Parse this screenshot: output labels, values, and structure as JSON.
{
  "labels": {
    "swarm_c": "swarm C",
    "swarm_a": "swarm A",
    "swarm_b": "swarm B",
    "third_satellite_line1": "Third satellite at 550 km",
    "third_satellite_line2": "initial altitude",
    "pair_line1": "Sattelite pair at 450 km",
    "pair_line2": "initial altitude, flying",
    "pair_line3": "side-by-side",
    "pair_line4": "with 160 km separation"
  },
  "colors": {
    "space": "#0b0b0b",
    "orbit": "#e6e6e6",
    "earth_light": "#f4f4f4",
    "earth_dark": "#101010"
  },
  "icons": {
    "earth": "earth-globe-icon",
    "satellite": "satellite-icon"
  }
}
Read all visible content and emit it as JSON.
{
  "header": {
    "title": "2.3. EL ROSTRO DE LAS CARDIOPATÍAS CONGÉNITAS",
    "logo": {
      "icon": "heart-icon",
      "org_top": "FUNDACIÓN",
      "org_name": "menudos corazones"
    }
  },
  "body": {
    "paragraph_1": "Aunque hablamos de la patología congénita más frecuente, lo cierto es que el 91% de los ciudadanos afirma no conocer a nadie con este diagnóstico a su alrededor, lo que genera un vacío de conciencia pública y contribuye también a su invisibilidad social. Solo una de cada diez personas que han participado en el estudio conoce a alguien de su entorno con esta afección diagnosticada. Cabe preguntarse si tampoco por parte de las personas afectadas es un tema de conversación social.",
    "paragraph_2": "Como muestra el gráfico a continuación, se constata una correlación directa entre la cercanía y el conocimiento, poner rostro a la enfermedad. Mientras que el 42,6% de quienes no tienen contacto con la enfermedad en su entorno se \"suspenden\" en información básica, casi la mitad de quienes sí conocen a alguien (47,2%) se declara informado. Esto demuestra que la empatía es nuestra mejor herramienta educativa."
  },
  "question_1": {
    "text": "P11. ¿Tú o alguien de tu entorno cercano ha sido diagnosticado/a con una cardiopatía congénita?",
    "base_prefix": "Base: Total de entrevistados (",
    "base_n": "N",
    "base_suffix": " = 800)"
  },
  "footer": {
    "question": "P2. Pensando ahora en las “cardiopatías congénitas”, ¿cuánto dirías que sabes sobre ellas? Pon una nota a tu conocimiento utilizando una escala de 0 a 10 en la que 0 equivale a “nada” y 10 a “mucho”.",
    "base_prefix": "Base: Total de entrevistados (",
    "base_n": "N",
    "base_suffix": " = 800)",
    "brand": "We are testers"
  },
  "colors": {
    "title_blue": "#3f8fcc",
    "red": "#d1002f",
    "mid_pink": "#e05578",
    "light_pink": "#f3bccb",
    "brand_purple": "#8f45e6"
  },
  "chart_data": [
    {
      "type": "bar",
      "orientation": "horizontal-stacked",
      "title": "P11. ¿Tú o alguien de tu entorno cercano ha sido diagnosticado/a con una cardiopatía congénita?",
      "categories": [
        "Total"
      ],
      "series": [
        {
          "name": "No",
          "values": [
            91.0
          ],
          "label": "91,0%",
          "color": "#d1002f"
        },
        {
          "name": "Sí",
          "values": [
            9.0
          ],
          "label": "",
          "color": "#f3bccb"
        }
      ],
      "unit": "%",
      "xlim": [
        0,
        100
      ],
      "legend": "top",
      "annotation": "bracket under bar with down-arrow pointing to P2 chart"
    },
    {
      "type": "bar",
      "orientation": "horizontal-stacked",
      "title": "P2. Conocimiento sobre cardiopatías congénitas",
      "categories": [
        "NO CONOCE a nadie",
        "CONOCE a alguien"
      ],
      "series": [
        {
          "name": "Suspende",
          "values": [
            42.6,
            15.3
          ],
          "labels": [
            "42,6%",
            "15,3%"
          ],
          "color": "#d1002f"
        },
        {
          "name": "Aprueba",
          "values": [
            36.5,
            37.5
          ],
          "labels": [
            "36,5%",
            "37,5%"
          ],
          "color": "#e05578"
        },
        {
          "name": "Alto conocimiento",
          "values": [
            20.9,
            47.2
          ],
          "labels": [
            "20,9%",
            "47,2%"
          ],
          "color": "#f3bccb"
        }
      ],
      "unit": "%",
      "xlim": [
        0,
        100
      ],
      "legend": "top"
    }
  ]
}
□ □ □ □ □ □ □
Gather every line from the entries above where the word "altitude" appears, and copy them.

    "third_satellite_line2": "initial altitude",
    "pair_line2": "initial altitude, flying",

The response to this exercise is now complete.